[Dataset excerpt]
^^^^^^^^
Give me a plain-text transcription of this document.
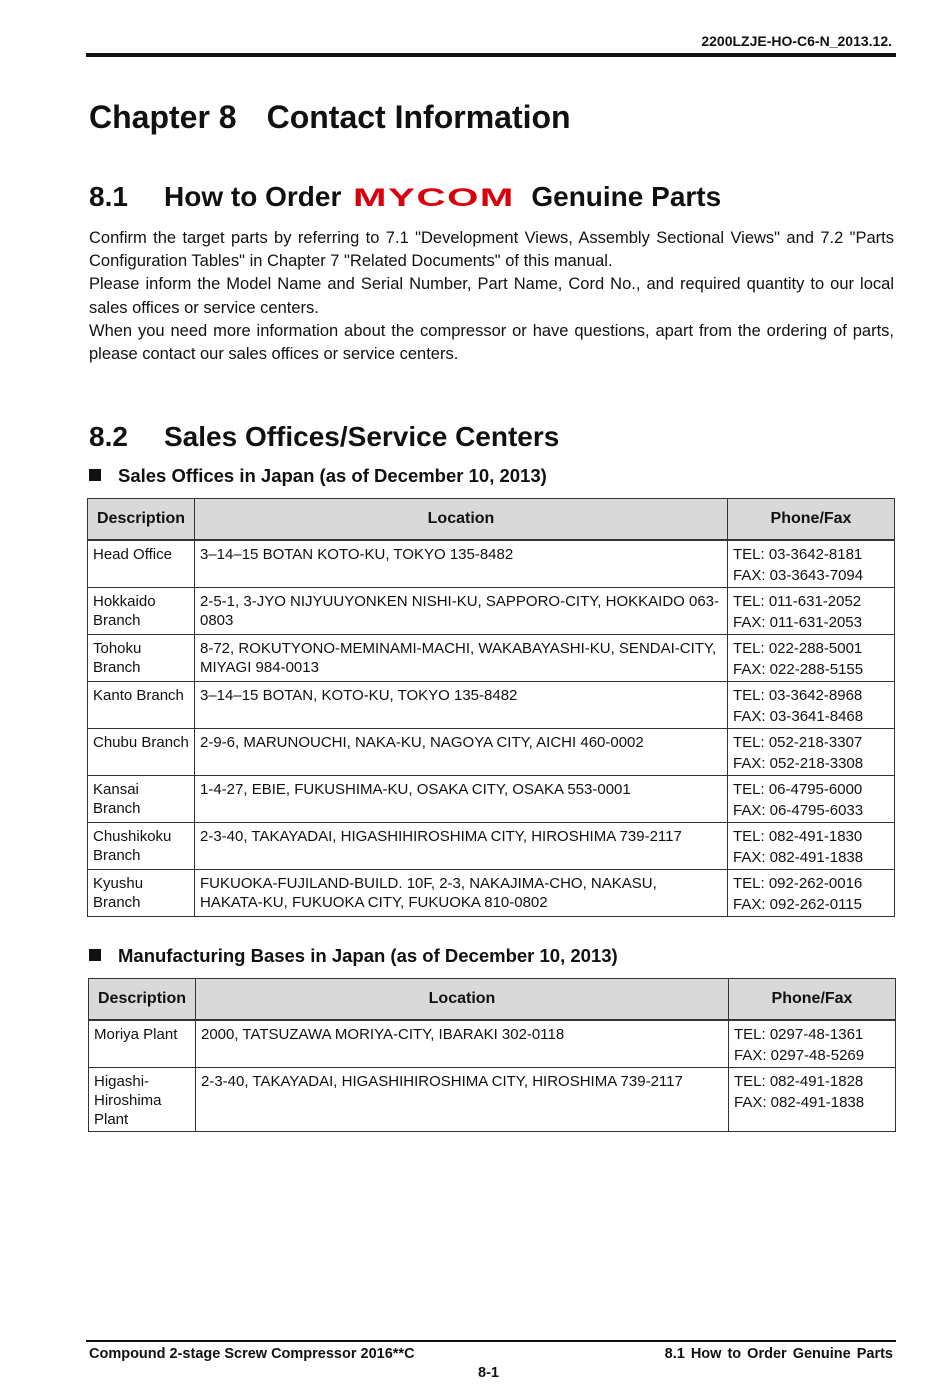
2200LZJE-HO-C6-N_2013.12.
Chapter 8 Contact Information
8.1 How to Order MYCOM Genuine Parts
Confirm the target parts by referring to 7.1 "Development Views, Assembly Sectional Views" and 7.2 "Parts Configuration Tables" in Chapter 7 "Related Documents" of this manual.
Please inform the Model Name and Serial Number, Part Name, Cord No., and required quantity to our local sales offices or service centers.
When you need more information about the compressor or have questions, apart from the ordering of parts, please contact our sales offices or service centers.
8.2 Sales Offices/Service Centers
Sales Offices in Japan (as of December 10, 2013)
Description	Location	Phone/Fax
Head Office	3–14–15 BOTAN KOTO-KU, TOKYO 135-8482	TEL: 03-3642-8181
FAX: 03-3643-7094

Hokkaido Branch	2-5-1, 3-JYO NIJYUUYONKEN NISHI-KU, SAPPORO-CITY, HOKKAIDO 063-0803	TEL: 011-631-2052
FAX: 011-631-2053

Tohoku Branch	8-72, ROKUTYONO-MEMINAMI-MACHI, WAKABAYASHI-KU, SENDAI-CITY, MIYAGI 984-0013	TEL: 022-288-5001
FAX: 022-288-5155

Kanto Branch	3–14–15 BOTAN, KOTO-KU, TOKYO 135-8482	TEL: 03-3642-8968
FAX: 03-3641-8468

Chubu Branch	2-9-6, MARUNOUCHI, NAKA-KU, NAGOYA CITY, AICHI 460-0002	TEL: 052-218-3307
FAX: 052-218-3308

Kansai Branch	1-4-27, EBIE, FUKUSHIMA-KU, OSAKA CITY, OSAKA 553-0001	TEL: 06-4795-6000
FAX: 06-4795-6033

Chushikoku Branch	2-3-40, TAKAYADAI, HIGASHIHIROSHIMA CITY, HIROSHIMA 739-2117	TEL: 082-491-1830
FAX: 082-491-1838

Kyushu Branch	FUKUOKA-FUJILAND-BUILD. 10F, 2-3, NAKAJIMA-CHO, NAKASU, HAKATA-KU, FUKUOKA CITY, FUKUOKA 810-0802	TEL: 092-262-0016
FAX: 092-262-0115
Manufacturing Bases in Japan (as of December 10, 2013)
Description	Location	Phone/Fax
Moriya Plant	2000, TATSUZAWA MORIYA-CITY, IBARAKI 302-0118	TEL: 0297-48-1361
FAX: 0297-48-5269

Higashi-Hiroshima Plant	2-3-40, TAKAYADAI, HIGASHIHIROSHIMA CITY, HIROSHIMA 739-2117	TEL: 082-491-1828
FAX: 082-491-1838
Compound 2-stage Screw Compressor 2016**C	8.1 How to Order Genuine Parts
8-1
^^^^^^^^
● Task goal
Go through the records above and copy every line with the word "HIROSHIMA".

● Task answer
Chushikoku Branch	2-3-40, TAKAYADAI, HIGASHIHIROSHIMA CITY, HIROSHIMA 739-2117	TEL: 082-491-1830
Higashi-Hiroshima Plant	2-3-40, TAKAYADAI, HIGASHIHIROSHIMA CITY, HIROSHIMA 739-2117	TEL: 082-491-1828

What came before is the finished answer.